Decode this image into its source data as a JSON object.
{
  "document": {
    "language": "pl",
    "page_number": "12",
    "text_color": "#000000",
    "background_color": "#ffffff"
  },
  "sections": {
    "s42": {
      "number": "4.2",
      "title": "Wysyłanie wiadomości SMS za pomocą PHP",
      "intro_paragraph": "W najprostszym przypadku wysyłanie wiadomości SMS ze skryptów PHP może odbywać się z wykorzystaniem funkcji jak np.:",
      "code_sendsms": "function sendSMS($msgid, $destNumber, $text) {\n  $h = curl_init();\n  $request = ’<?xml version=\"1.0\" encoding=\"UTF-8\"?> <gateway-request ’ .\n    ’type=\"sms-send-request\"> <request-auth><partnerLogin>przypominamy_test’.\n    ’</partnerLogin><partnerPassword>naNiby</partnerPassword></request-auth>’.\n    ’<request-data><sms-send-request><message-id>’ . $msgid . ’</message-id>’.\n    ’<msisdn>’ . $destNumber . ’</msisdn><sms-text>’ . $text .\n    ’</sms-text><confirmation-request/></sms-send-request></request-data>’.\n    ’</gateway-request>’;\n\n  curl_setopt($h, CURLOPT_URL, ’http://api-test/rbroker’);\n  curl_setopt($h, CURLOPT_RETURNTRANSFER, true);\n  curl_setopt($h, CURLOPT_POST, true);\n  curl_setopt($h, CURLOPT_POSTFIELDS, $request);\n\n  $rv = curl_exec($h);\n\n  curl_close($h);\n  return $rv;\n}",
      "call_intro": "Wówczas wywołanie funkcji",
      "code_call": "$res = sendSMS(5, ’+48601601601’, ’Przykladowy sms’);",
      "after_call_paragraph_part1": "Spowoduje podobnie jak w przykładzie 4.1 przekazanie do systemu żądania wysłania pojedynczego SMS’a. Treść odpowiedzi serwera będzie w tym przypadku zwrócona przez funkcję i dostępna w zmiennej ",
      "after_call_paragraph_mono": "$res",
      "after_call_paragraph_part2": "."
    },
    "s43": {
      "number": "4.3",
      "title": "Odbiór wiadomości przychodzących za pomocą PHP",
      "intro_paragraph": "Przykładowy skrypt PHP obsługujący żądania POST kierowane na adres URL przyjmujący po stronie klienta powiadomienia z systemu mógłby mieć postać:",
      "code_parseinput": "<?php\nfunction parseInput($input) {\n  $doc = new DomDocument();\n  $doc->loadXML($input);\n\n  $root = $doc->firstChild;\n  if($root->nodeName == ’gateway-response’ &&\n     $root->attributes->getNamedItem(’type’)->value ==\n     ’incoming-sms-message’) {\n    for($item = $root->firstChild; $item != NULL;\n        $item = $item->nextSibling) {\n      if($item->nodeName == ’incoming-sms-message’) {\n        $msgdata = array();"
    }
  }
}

_The exercise_: Scan the lines for the string "funkcji". Copy out each line that matches.

_Result of this exercise_:
      "intro_paragraph": "W najprostszym przypadku wysyłanie wiadomości SMS ze skryptów PHP może odbywać się z wykorzystaniem funkcji jak np.:",
      "call_intro": "Wówczas wywołanie funkcji",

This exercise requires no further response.